● **Written request**
Locate the string "points" in the records below. Copy every line where it occurs.

● **Data**
** Begin **

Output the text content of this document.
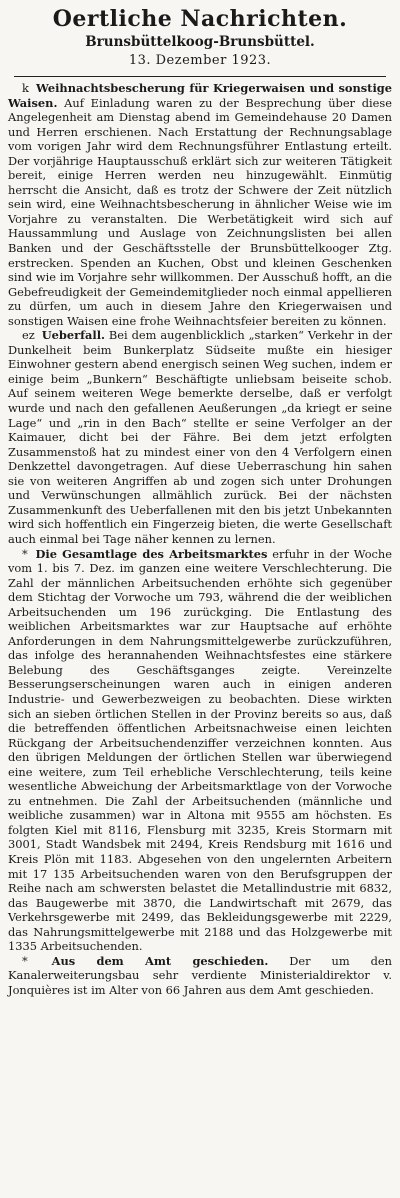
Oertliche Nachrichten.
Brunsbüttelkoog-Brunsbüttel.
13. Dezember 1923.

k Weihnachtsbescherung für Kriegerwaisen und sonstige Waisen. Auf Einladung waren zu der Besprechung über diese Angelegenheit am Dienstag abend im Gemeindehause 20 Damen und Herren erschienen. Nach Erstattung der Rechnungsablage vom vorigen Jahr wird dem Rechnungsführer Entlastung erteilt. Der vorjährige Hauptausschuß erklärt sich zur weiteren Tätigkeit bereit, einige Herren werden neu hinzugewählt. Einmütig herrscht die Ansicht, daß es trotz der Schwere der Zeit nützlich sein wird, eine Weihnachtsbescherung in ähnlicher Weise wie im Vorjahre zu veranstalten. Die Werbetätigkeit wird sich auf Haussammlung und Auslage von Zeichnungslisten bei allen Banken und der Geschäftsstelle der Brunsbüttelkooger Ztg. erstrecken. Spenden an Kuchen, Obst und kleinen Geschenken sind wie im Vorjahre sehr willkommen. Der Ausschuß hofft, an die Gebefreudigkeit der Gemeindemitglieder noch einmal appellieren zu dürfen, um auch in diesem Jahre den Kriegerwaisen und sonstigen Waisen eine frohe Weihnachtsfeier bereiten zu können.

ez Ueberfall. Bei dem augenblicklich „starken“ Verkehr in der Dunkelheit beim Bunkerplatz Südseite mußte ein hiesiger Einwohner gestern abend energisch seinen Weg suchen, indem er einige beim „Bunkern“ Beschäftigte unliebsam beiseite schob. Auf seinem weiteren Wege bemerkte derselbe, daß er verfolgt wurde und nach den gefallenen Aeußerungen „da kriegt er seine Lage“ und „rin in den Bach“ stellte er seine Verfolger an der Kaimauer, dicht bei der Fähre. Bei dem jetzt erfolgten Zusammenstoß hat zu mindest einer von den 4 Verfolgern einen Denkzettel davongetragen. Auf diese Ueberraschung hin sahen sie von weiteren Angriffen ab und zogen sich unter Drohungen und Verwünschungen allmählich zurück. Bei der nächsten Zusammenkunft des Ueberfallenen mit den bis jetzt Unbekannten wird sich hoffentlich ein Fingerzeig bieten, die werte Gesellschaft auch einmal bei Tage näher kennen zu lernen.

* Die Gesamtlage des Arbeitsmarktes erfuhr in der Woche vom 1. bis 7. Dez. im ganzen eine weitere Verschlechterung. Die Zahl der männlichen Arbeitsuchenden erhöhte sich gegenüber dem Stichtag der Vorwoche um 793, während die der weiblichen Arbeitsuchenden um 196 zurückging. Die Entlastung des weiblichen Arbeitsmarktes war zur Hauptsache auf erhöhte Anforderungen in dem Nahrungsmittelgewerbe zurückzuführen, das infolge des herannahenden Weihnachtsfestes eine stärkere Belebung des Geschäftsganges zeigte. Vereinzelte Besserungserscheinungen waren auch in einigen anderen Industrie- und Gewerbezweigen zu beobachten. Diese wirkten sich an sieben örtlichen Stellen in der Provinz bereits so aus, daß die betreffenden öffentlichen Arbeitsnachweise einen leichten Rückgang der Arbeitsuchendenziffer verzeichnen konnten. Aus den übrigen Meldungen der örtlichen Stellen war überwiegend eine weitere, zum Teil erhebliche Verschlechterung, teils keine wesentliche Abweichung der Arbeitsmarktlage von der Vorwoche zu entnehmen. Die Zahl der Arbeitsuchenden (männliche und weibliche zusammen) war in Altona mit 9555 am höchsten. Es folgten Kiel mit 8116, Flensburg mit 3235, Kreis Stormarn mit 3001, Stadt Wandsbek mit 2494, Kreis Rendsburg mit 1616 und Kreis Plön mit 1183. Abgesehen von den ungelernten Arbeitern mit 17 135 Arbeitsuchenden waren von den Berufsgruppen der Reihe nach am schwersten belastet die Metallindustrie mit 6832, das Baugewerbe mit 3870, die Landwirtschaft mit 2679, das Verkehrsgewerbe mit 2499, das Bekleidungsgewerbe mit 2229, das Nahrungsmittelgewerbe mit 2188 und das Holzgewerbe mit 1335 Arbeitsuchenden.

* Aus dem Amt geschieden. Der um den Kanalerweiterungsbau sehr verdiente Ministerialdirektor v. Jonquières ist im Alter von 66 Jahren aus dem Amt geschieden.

** End **
** Begin **

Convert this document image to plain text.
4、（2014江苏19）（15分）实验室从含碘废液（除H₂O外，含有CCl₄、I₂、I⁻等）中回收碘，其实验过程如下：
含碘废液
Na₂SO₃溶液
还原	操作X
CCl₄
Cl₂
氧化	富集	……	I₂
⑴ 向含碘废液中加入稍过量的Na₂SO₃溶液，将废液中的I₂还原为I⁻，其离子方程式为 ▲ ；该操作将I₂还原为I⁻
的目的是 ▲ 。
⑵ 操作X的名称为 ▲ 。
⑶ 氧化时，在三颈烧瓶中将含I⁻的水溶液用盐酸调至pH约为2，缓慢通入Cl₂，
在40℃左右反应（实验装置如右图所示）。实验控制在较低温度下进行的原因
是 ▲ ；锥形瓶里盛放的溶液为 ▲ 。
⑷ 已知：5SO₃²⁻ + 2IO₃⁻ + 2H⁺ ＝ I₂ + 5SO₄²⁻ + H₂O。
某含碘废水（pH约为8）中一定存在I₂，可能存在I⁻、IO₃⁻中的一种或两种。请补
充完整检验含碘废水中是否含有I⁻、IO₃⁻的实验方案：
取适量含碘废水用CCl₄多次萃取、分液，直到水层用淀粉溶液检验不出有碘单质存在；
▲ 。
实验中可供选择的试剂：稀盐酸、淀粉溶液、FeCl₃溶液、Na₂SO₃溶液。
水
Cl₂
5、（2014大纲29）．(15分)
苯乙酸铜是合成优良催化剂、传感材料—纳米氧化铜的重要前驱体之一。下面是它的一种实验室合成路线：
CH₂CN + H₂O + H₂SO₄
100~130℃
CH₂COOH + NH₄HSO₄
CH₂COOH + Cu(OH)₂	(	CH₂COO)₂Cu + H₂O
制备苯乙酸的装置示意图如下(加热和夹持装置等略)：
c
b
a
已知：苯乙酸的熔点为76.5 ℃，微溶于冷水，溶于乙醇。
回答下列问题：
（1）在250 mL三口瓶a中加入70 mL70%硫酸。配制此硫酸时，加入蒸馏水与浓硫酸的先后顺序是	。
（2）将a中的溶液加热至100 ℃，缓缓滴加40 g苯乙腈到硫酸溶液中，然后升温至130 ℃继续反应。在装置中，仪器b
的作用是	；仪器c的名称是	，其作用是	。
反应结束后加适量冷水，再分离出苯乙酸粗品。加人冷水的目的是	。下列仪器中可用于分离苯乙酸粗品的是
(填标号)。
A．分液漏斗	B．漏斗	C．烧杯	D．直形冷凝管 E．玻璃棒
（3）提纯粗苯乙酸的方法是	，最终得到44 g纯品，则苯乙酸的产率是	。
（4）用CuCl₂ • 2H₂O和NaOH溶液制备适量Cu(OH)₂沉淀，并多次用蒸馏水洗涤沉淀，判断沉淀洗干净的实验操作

** End **
** Begin **

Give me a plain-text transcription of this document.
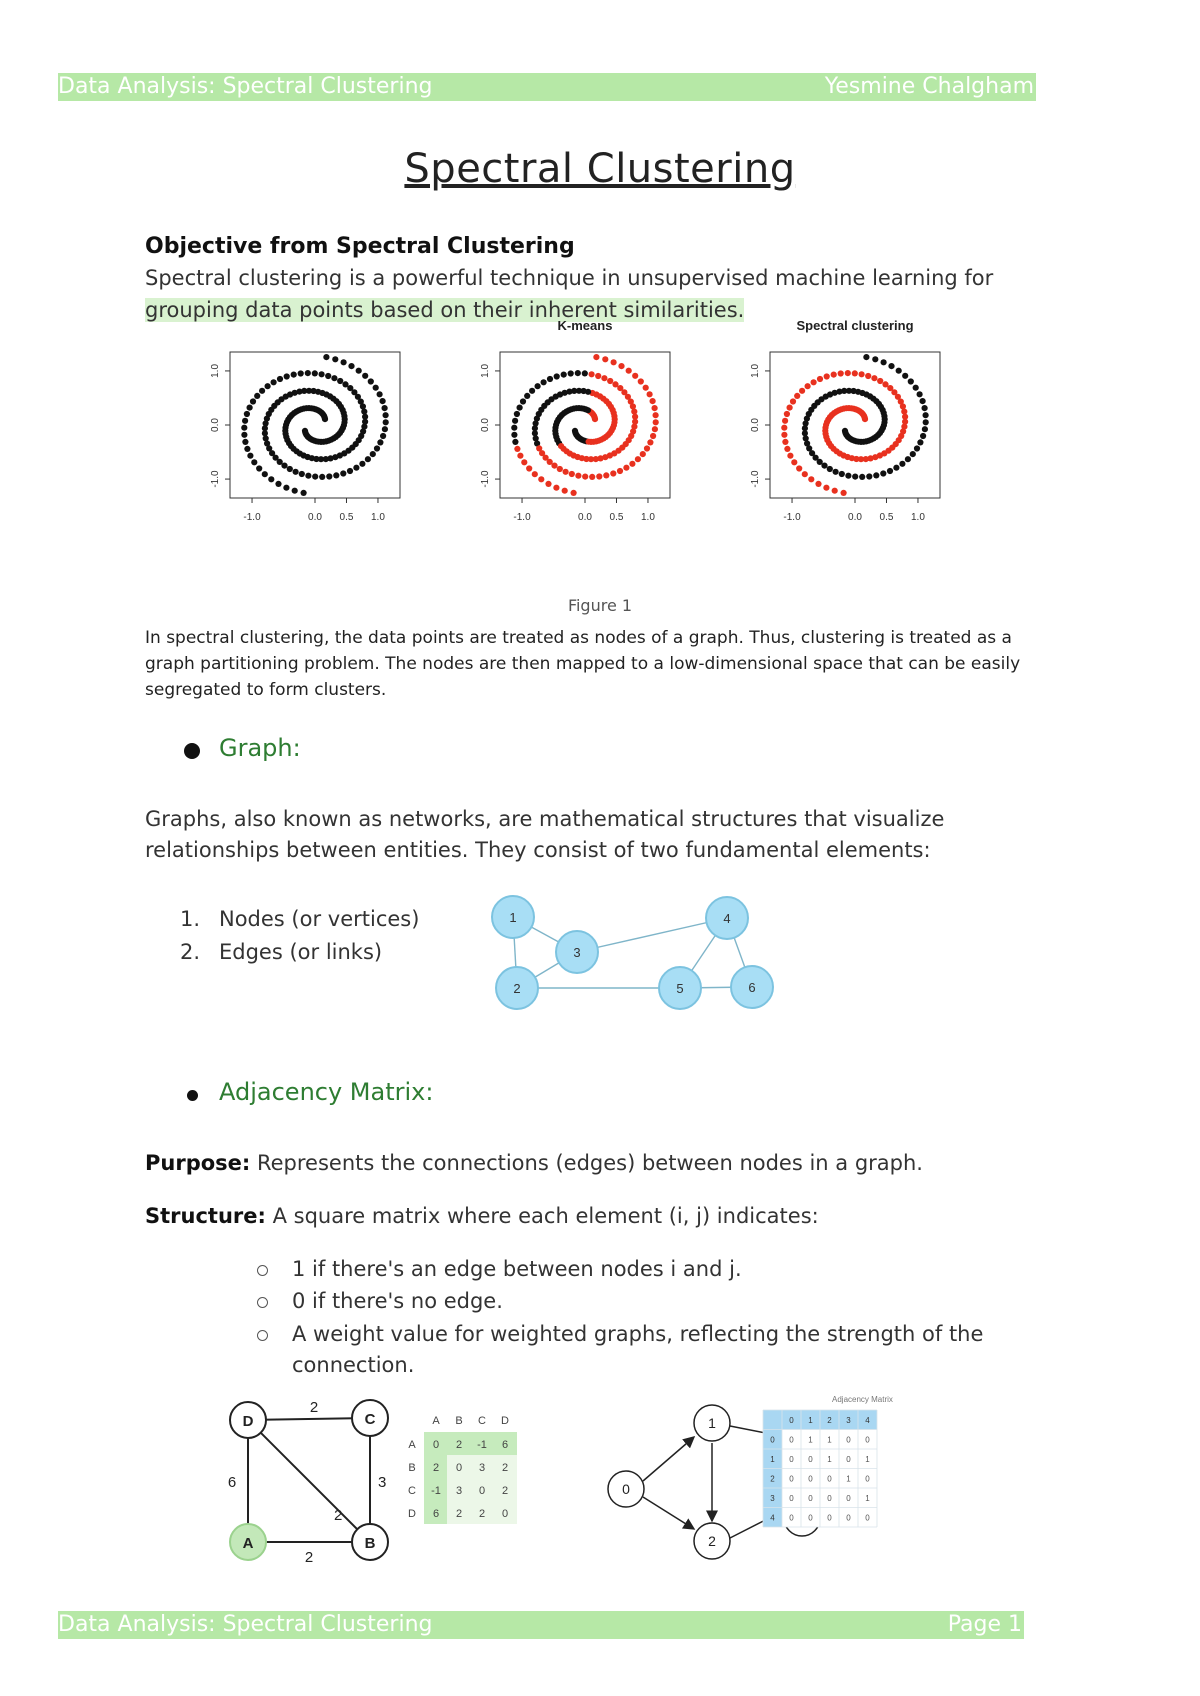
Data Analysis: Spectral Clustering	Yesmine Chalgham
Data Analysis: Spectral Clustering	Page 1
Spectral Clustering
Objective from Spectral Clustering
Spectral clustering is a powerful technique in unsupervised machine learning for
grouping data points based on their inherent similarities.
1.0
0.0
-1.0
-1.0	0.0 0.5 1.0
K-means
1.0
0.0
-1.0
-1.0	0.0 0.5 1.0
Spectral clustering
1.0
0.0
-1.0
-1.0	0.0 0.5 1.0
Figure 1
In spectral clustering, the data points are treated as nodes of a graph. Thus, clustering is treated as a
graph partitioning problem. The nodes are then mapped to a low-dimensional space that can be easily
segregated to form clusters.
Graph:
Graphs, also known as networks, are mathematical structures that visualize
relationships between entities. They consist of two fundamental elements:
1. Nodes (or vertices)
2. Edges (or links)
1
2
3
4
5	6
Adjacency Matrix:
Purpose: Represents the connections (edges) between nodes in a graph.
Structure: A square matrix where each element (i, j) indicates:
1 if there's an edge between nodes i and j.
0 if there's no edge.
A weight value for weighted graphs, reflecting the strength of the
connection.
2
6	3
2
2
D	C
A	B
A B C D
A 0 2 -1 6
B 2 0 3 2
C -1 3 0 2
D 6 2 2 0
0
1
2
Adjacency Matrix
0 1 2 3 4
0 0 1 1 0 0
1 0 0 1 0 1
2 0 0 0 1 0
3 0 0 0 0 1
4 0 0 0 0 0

** End **

● **Exercise result**
grouping data points based on their inherent similarities.
In spectral clustering, the data points are treated as nodes of a graph. Thus, clustering is treated as a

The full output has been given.